[A block of data]
----
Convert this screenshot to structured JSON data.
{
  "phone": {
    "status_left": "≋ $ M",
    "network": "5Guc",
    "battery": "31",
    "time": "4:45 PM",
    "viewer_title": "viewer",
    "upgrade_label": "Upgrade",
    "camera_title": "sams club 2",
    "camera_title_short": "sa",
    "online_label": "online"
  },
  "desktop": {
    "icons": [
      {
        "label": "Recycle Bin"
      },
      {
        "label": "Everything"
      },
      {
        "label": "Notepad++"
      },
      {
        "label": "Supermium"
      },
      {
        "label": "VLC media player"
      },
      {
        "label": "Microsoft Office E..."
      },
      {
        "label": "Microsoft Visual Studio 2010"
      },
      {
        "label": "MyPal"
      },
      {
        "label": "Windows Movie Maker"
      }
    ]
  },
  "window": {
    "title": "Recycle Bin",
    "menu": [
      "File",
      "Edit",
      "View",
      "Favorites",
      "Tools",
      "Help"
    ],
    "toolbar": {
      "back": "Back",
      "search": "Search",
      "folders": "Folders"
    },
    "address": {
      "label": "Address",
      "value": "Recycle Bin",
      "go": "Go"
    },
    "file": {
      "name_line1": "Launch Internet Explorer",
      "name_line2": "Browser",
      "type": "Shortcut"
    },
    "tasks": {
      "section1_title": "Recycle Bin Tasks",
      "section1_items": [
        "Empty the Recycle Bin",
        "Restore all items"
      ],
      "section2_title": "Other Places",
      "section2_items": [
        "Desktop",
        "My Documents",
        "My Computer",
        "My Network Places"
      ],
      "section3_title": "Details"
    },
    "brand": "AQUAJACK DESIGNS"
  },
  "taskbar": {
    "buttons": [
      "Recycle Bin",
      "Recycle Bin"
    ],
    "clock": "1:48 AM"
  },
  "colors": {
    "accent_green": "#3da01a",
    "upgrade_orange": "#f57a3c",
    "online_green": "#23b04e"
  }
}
----
# REQUIRED WORK
Repeat every line of the data, exactly and in full.

# OUTPUT FOR THIS TASK
Convert this screenshot to structured JSON data.
{
  "phone": {
    "status_left": "≋ $ M",
    "network": "5Guc",
    "battery": "31",
    "time": "4:45 PM",
    "viewer_title": "viewer",
    "upgrade_label": "Upgrade",
    "camera_title": "sams club 2",
    "camera_title_short": "sa",
    "online_label": "online"
  },
  "desktop": {
    "icons": [
      {
        "label": "Recycle Bin"
      },
      {
        "label": "Everything"
      },
      {
        "label": "Notepad++"
      },
      {
        "label": "Supermium"
      },
      {
        "label": "VLC media player"
      },
      {
        "label": "Microsoft Office E..."
      },
      {
        "label": "Microsoft Visual Studio 2010"
      },
      {
        "label": "MyPal"
      },
      {
        "label": "Windows Movie Maker"
      }
    ]
  },
  "window": {
    "title": "Recycle Bin",
    "menu": [
      "File",
      "Edit",
      "View",
      "Favorites",
      "Tools",
      "Help"
    ],
    "toolbar": {
      "back": "Back",
      "search": "Search",
      "folders": "Folders"
    },
    "address": {
      "label": "Address",
      "value": "Recycle Bin",
      "go": "Go"
    },
    "file": {
      "name_line1": "Launch Internet Explorer",
      "name_line2": "Browser",
      "type": "Shortcut"
    },
    "tasks": {
      "section1_title": "Recycle Bin Tasks",
      "section1_items": [
        "Empty the Recycle Bin",
        "Restore all items"
      ],
      "section2_title": "Other Places",
      "section2_items": [
        "Desktop",
        "My Documents",
        "My Computer",
        "My Network Places"
      ],
      "section3_title": "Details"
    },
    "brand": "AQUAJACK DESIGNS"
  },
  "taskbar": {
    "buttons": [
      "Recycle Bin",
      "Recycle Bin"
    ],
    "clock": "1:48 AM"
  },
  "colors": {
    "accent_green": "#3da01a",
    "upgrade_orange": "#f57a3c",
    "online_green": "#23b04e"
  }
}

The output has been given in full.